# AIM OF THE EXERCISE
Exactly reproduce each entry, leaving out nothing.

◇ ◇ ◇ ◇ ◇

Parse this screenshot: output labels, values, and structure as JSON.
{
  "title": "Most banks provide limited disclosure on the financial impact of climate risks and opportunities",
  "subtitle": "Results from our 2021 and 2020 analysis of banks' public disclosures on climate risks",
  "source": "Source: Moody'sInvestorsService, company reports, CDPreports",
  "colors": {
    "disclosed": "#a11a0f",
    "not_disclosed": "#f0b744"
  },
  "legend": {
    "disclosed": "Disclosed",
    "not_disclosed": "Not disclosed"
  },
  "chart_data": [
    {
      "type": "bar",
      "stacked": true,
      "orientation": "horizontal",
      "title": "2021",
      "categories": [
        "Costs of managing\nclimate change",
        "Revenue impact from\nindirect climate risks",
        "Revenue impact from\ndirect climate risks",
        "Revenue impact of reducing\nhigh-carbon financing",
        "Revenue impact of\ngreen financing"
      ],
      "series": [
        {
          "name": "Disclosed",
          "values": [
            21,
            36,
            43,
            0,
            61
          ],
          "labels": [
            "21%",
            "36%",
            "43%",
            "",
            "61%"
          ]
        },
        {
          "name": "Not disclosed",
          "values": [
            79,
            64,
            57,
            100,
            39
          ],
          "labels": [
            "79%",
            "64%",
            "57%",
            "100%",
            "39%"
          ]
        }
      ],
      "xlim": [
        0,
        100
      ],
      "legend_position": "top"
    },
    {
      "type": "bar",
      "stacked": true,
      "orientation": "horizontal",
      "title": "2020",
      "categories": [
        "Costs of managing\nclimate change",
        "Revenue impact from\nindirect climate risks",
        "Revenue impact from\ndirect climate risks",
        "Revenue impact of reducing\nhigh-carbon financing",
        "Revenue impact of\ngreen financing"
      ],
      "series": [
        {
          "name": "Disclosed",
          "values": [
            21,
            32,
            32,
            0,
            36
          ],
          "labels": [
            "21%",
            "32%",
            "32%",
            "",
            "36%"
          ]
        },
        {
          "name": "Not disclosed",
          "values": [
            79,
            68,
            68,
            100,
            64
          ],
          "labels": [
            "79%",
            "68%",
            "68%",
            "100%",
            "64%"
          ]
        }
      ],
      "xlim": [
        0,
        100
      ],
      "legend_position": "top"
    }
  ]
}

◇ ◇ ◇ ◇ ◇

# ANSWER TO THE TASK
Parse this screenshot: output labels, values, and structure as JSON.
{
  "title": "Most banks provide limited disclosure on the financial impact of climate risks and opportunities",
  "subtitle": "Results from our 2021 and 2020 analysis of banks' public disclosures on climate risks",
  "source": "Source: Moody'sInvestorsService, company reports, CDPreports",
  "colors": {
    "disclosed": "#a11a0f",
    "not_disclosed": "#f0b744"
  },
  "legend": {
    "disclosed": "Disclosed",
    "not_disclosed": "Not disclosed"
  },
  "chart_data": [
    {
      "type": "bar",
      "stacked": true,
      "orientation": "horizontal",
      "title": "2021",
      "categories": [
        "Costs of managing\nclimate change",
        "Revenue impact from\nindirect climate risks",
        "Revenue impact from\ndirect climate risks",
        "Revenue impact of reducing\nhigh-carbon financing",
        "Revenue impact of\ngreen financing"
      ],
      "series": [
        {
          "name": "Disclosed",
          "values": [
            21,
            36,
            43,
            0,
            61
          ],
          "labels": [
            "21%",
            "36%",
            "43%",
            "",
            "61%"
          ]
        },
        {
          "name": "Not disclosed",
          "values": [
            79,
            64,
            57,
            100,
            39
          ],
          "labels": [
            "79%",
            "64%",
            "57%",
            "100%",
            "39%"
          ]
        }
      ],
      "xlim": [
        0,
        100
      ],
      "legend_position": "top"
    },
    {
      "type": "bar",
      "stacked": true,
      "orientation": "horizontal",
      "title": "2020",
      "categories": [
        "Costs of managing\nclimate change",
        "Revenue impact from\nindirect climate risks",
        "Revenue impact from\ndirect climate risks",
        "Revenue impact of reducing\nhigh-carbon financing",
        "Revenue impact of\ngreen financing"
      ],
      "series": [
        {
          "name": "Disclosed",
          "values": [
            21,
            32,
            32,
            0,
            36
          ],
          "labels": [
            "21%",
            "32%",
            "32%",
            "",
            "36%"
          ]
        },
        {
          "name": "Not disclosed",
          "values": [
            79,
            68,
            68,
            100,
            64
          ],
          "labels": [
            "79%",
            "68%",
            "68%",
            "100%",
            "64%"
          ]
        }
      ],
      "xlim": [
        0,
        100
      ],
      "legend_position": "top"
    }
  ]
}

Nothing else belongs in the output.